**Task details:** Counting only lines that hold "лифтовое", give the total and nothing more.

────────────────────

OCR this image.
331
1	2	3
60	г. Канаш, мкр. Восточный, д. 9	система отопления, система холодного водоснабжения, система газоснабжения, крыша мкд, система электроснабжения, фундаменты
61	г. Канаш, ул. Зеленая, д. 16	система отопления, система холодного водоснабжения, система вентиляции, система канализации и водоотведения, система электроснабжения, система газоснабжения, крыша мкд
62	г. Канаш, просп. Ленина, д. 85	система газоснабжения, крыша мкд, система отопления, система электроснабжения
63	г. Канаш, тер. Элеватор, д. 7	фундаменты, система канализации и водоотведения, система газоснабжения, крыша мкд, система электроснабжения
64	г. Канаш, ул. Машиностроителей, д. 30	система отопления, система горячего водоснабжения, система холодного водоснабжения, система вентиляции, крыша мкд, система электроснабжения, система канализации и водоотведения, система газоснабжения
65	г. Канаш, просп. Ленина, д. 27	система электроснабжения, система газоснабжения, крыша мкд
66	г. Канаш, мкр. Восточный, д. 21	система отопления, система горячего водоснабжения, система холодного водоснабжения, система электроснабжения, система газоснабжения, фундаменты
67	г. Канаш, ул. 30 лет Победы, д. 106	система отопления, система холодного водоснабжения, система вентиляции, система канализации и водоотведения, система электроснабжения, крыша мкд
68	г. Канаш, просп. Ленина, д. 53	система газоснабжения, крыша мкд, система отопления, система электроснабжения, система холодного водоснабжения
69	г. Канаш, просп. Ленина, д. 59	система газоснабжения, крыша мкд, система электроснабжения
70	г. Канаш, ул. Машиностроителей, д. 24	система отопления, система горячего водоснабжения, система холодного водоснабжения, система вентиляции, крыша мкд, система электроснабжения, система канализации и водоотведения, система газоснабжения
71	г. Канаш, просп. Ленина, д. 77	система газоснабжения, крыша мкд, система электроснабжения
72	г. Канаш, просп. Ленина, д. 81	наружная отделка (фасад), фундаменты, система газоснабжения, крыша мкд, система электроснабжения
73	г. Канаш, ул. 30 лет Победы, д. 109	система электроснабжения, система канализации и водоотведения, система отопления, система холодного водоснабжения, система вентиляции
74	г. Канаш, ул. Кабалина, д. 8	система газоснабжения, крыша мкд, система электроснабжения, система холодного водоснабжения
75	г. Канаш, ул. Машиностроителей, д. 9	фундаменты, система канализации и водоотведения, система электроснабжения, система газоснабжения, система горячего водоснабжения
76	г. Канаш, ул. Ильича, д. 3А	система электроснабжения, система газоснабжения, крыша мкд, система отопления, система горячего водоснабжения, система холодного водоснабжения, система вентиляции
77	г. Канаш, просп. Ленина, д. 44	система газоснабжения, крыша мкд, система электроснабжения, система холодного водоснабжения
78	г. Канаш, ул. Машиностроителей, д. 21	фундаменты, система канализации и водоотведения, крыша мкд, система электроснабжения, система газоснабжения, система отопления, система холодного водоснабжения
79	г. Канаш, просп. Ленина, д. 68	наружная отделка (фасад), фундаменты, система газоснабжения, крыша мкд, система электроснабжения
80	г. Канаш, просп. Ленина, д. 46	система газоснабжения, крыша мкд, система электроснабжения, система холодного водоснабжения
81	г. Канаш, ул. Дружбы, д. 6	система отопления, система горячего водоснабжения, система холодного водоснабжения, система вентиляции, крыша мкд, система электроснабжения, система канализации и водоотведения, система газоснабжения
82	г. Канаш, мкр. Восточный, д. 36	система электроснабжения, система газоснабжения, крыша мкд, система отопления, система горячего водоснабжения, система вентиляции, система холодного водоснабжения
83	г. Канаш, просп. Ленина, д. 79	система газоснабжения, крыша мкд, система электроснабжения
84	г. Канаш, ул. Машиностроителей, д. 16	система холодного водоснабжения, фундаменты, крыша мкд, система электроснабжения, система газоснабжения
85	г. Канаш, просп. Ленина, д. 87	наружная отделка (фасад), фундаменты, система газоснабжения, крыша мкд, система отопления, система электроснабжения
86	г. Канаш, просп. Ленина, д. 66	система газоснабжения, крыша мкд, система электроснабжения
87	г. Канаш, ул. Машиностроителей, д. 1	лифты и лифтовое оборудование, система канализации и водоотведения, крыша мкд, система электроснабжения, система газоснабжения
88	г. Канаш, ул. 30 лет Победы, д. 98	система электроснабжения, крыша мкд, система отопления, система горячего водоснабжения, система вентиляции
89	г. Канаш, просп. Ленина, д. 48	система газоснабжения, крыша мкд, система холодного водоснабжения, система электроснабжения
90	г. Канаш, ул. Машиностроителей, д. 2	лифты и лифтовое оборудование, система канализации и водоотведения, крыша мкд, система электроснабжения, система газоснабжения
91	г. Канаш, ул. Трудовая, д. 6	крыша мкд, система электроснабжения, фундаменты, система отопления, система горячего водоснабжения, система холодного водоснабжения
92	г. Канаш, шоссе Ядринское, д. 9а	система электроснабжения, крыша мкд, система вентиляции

────────────────────

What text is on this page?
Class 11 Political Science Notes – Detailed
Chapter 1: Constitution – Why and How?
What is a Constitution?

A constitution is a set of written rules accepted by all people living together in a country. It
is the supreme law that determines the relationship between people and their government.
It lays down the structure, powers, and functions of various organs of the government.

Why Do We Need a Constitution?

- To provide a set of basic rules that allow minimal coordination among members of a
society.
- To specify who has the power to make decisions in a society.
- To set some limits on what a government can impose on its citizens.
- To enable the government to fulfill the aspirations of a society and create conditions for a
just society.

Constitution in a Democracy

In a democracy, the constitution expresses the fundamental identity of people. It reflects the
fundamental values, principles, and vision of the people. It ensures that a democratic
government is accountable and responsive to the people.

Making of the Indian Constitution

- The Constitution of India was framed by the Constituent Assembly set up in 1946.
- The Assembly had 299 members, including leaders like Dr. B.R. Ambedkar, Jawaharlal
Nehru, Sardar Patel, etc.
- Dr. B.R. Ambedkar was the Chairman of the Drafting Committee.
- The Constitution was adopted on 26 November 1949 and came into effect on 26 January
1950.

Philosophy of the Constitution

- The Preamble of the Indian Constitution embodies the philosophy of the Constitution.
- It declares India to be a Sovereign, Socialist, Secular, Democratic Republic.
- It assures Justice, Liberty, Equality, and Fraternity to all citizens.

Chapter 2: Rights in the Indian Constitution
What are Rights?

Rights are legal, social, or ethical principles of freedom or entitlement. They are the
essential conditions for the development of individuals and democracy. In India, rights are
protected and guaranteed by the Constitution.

────────────────────

**Solution to the problem:** 2